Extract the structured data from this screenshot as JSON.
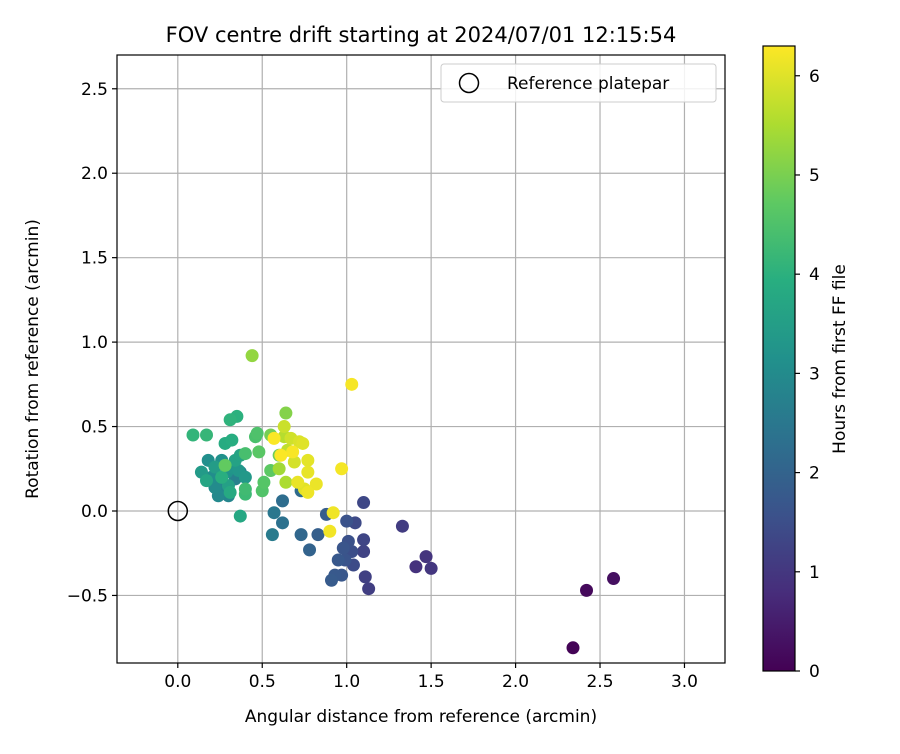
{
  "chart_data": {
    "type": "scatter",
    "title": "FOV centre drift starting at 2024/07/01 12:15:54",
    "xlabel": "Angular distance from reference (arcmin)",
    "ylabel": "Rotation from reference (arcmin)",
    "xlim": [
      -0.36,
      3.24
    ],
    "ylim": [
      -0.9,
      2.7
    ],
    "xticks": [
      0.0,
      0.5,
      1.0,
      1.5,
      2.0,
      2.5,
      3.0
    ],
    "xtick_labels": [
      "0.0",
      "0.5",
      "1.0",
      "1.5",
      "2.0",
      "2.5",
      "3.0"
    ],
    "yticks": [
      -0.5,
      0.0,
      0.5,
      1.0,
      1.5,
      2.0,
      2.5
    ],
    "ytick_labels": [
      "−0.5",
      "0.0",
      "0.5",
      "1.0",
      "1.5",
      "2.0",
      "2.5"
    ],
    "grid": true,
    "legend": {
      "position": "top-right",
      "entries": [
        "Reference platepar"
      ]
    },
    "reference_point": {
      "x": 0.0,
      "y": 0.0,
      "label": "Reference platepar"
    },
    "colorbar": {
      "label": "Hours from first FF file",
      "colormap": "viridis",
      "range": [
        0,
        6.3
      ],
      "ticks": [
        0,
        1,
        2,
        3,
        4,
        5,
        6
      ],
      "tick_labels": [
        "0",
        "1",
        "2",
        "3",
        "4",
        "5",
        "6"
      ]
    },
    "points": [
      {
        "x": 2.34,
        "y": -0.81,
        "h": 0.05
      },
      {
        "x": 2.42,
        "y": -0.47,
        "h": 0.15
      },
      {
        "x": 2.58,
        "y": -0.4,
        "h": 0.25
      },
      {
        "x": 1.41,
        "y": -0.33,
        "h": 0.9
      },
      {
        "x": 1.47,
        "y": -0.27,
        "h": 0.95
      },
      {
        "x": 1.5,
        "y": -0.34,
        "h": 1.0
      },
      {
        "x": 1.33,
        "y": -0.09,
        "h": 1.1
      },
      {
        "x": 1.13,
        "y": -0.46,
        "h": 1.15
      },
      {
        "x": 1.11,
        "y": -0.39,
        "h": 1.2
      },
      {
        "x": 1.1,
        "y": -0.24,
        "h": 1.25
      },
      {
        "x": 1.1,
        "y": -0.17,
        "h": 1.3
      },
      {
        "x": 1.1,
        "y": 0.05,
        "h": 1.35
      },
      {
        "x": 1.05,
        "y": -0.07,
        "h": 1.4
      },
      {
        "x": 1.04,
        "y": -0.32,
        "h": 1.45
      },
      {
        "x": 1.03,
        "y": -0.24,
        "h": 1.5
      },
      {
        "x": 1.01,
        "y": -0.18,
        "h": 1.55
      },
      {
        "x": 1.0,
        "y": -0.06,
        "h": 1.6
      },
      {
        "x": 0.99,
        "y": -0.29,
        "h": 1.62
      },
      {
        "x": 0.98,
        "y": -0.22,
        "h": 1.65
      },
      {
        "x": 0.97,
        "y": -0.38,
        "h": 1.7
      },
      {
        "x": 0.95,
        "y": -0.29,
        "h": 1.72
      },
      {
        "x": 0.93,
        "y": -0.38,
        "h": 1.75
      },
      {
        "x": 0.91,
        "y": -0.41,
        "h": 1.8
      },
      {
        "x": 0.88,
        "y": -0.02,
        "h": 1.85
      },
      {
        "x": 0.83,
        "y": -0.14,
        "h": 1.9
      },
      {
        "x": 0.78,
        "y": -0.23,
        "h": 2.0
      },
      {
        "x": 0.73,
        "y": -0.14,
        "h": 2.1
      },
      {
        "x": 0.73,
        "y": 0.12,
        "h": 2.2
      },
      {
        "x": 0.62,
        "y": 0.06,
        "h": 2.25
      },
      {
        "x": 0.62,
        "y": -0.07,
        "h": 2.35
      },
      {
        "x": 0.57,
        "y": -0.01,
        "h": 2.5
      },
      {
        "x": 0.56,
        "y": -0.14,
        "h": 2.6
      },
      {
        "x": 0.37,
        "y": 0.23,
        "h": 2.7
      },
      {
        "x": 0.34,
        "y": 0.19,
        "h": 2.75
      },
      {
        "x": 0.3,
        "y": 0.09,
        "h": 2.85
      },
      {
        "x": 0.27,
        "y": 0.13,
        "h": 2.9
      },
      {
        "x": 0.24,
        "y": 0.09,
        "h": 2.95
      },
      {
        "x": 0.22,
        "y": 0.14,
        "h": 3.0
      },
      {
        "x": 0.2,
        "y": 0.2,
        "h": 3.05
      },
      {
        "x": 0.18,
        "y": 0.3,
        "h": 3.1
      },
      {
        "x": 0.26,
        "y": 0.3,
        "h": 3.15
      },
      {
        "x": 0.29,
        "y": 0.23,
        "h": 3.2
      },
      {
        "x": 0.32,
        "y": 0.26,
        "h": 3.25
      },
      {
        "x": 0.36,
        "y": 0.24,
        "h": 3.3
      },
      {
        "x": 0.4,
        "y": 0.2,
        "h": 3.35
      },
      {
        "x": 0.14,
        "y": 0.23,
        "h": 3.4
      },
      {
        "x": 0.22,
        "y": 0.26,
        "h": 3.45
      },
      {
        "x": 0.26,
        "y": 0.2,
        "h": 3.5
      },
      {
        "x": 0.3,
        "y": 0.15,
        "h": 3.55
      },
      {
        "x": 0.34,
        "y": 0.3,
        "h": 3.6
      },
      {
        "x": 0.37,
        "y": 0.33,
        "h": 3.65
      },
      {
        "x": 0.17,
        "y": 0.18,
        "h": 3.7
      },
      {
        "x": 0.37,
        "y": -0.03,
        "h": 3.75
      },
      {
        "x": 0.31,
        "y": 0.11,
        "h": 3.8
      },
      {
        "x": 0.28,
        "y": 0.4,
        "h": 3.85
      },
      {
        "x": 0.32,
        "y": 0.42,
        "h": 3.9
      },
      {
        "x": 0.26,
        "y": 0.2,
        "h": 3.95
      },
      {
        "x": 0.35,
        "y": 0.56,
        "h": 4.0
      },
      {
        "x": 0.31,
        "y": 0.54,
        "h": 4.05
      },
      {
        "x": 0.09,
        "y": 0.45,
        "h": 4.1
      },
      {
        "x": 0.17,
        "y": 0.45,
        "h": 4.15
      },
      {
        "x": 0.4,
        "y": 0.1,
        "h": 4.25
      },
      {
        "x": 0.4,
        "y": 0.13,
        "h": 4.3
      },
      {
        "x": 0.4,
        "y": 0.34,
        "h": 4.4
      },
      {
        "x": 0.46,
        "y": 0.44,
        "h": 4.45
      },
      {
        "x": 0.47,
        "y": 0.46,
        "h": 4.5
      },
      {
        "x": 0.5,
        "y": 0.12,
        "h": 4.55
      },
      {
        "x": 0.51,
        "y": 0.17,
        "h": 4.6
      },
      {
        "x": 0.48,
        "y": 0.35,
        "h": 4.65
      },
      {
        "x": 0.55,
        "y": 0.24,
        "h": 4.7
      },
      {
        "x": 0.28,
        "y": 0.27,
        "h": 4.75
      },
      {
        "x": 0.6,
        "y": 0.33,
        "h": 4.85
      },
      {
        "x": 0.55,
        "y": 0.45,
        "h": 4.95
      },
      {
        "x": 0.64,
        "y": 0.58,
        "h": 5.1
      },
      {
        "x": 0.44,
        "y": 0.92,
        "h": 5.25
      },
      {
        "x": 0.6,
        "y": 0.25,
        "h": 5.4
      },
      {
        "x": 0.64,
        "y": 0.17,
        "h": 5.5
      },
      {
        "x": 0.63,
        "y": 0.44,
        "h": 5.6
      },
      {
        "x": 0.65,
        "y": 0.36,
        "h": 5.7
      },
      {
        "x": 0.63,
        "y": 0.5,
        "h": 5.8
      },
      {
        "x": 0.67,
        "y": 0.43,
        "h": 5.85
      },
      {
        "x": 0.69,
        "y": 0.29,
        "h": 5.9
      },
      {
        "x": 0.72,
        "y": 0.41,
        "h": 5.95
      },
      {
        "x": 0.74,
        "y": 0.4,
        "h": 6.0
      },
      {
        "x": 0.75,
        "y": 0.13,
        "h": 6.02
      },
      {
        "x": 0.77,
        "y": 0.3,
        "h": 6.05
      },
      {
        "x": 0.77,
        "y": 0.23,
        "h": 6.08
      },
      {
        "x": 0.71,
        "y": 0.17,
        "h": 6.1
      },
      {
        "x": 0.82,
        "y": 0.16,
        "h": 6.12
      },
      {
        "x": 0.77,
        "y": 0.11,
        "h": 6.15
      },
      {
        "x": 0.92,
        "y": -0.01,
        "h": 6.17
      },
      {
        "x": 0.9,
        "y": -0.12,
        "h": 6.19
      },
      {
        "x": 0.97,
        "y": 0.25,
        "h": 6.21
      },
      {
        "x": 1.03,
        "y": 0.75,
        "h": 6.23
      },
      {
        "x": 0.68,
        "y": 0.35,
        "h": 6.25
      },
      {
        "x": 0.57,
        "y": 0.43,
        "h": 6.27
      },
      {
        "x": 0.61,
        "y": 0.33,
        "h": 6.28
      }
    ]
  }
}
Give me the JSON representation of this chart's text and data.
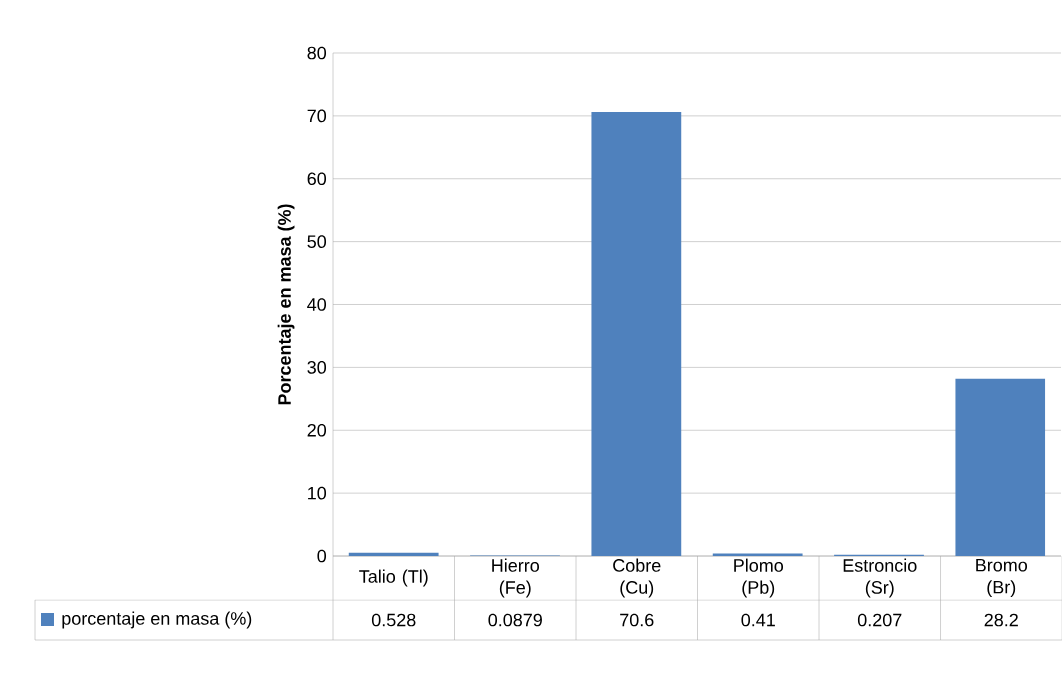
{
  "chart_data": {
    "type": "bar",
    "ylabel": "Porcentaje en masa (%)",
    "categories": [
      "Talio (Tl)",
      "Hierro (Fe)",
      "Cobre (Cu)",
      "Plomo (Pb)",
      "Estroncio (Sr)",
      "Bromo (Br)"
    ],
    "series": [
      {
        "name": "porcentaje en masa (%)",
        "color": "#4f81bd",
        "values": [
          0.528,
          0.0879,
          70.6,
          0.41,
          0.207,
          28.2
        ]
      }
    ],
    "ylim": [
      0,
      80
    ],
    "yticks": [
      0,
      10,
      20,
      30,
      40,
      50,
      60,
      70,
      80
    ],
    "grid": "y",
    "legend": "bottom",
    "data_labels": true
  }
}
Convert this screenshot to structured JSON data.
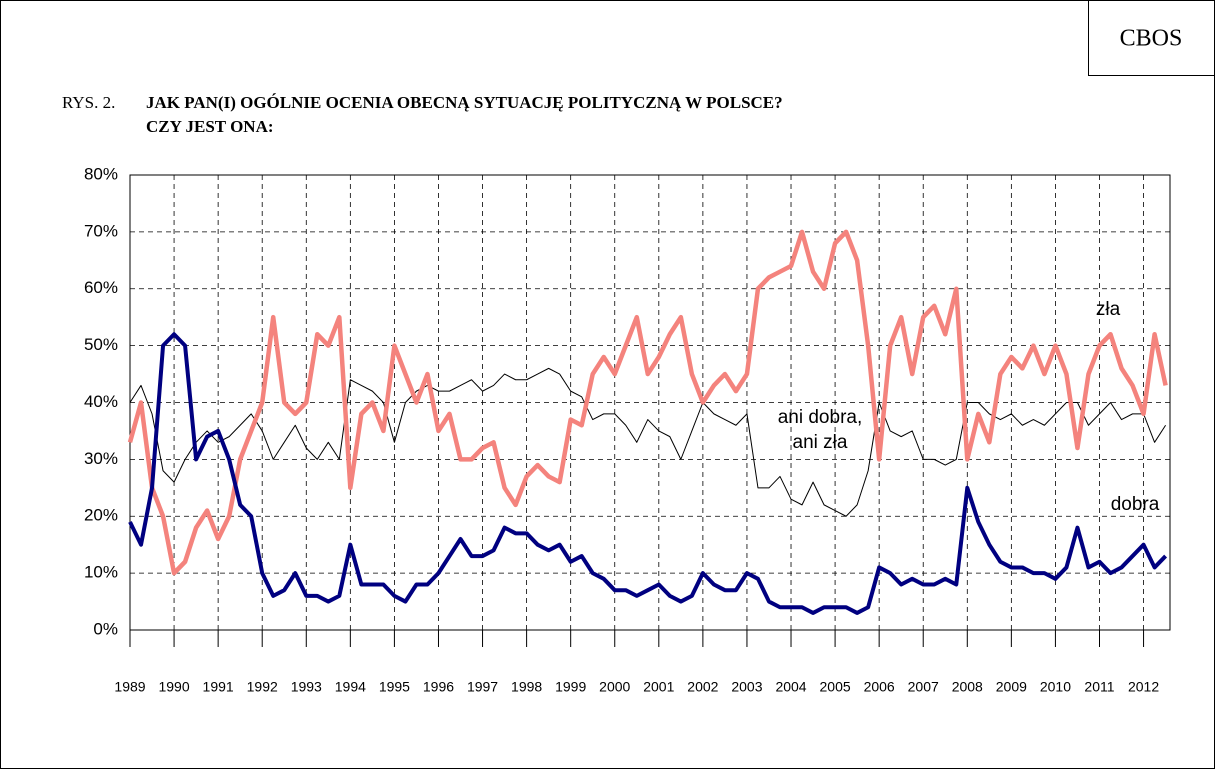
──────────────────────────────
OBJECTIVE: From the listing above, report the number of lines containing the string "screenshot", without any accompanying remarks.

RESULT FOR THIS EXERCISE: 2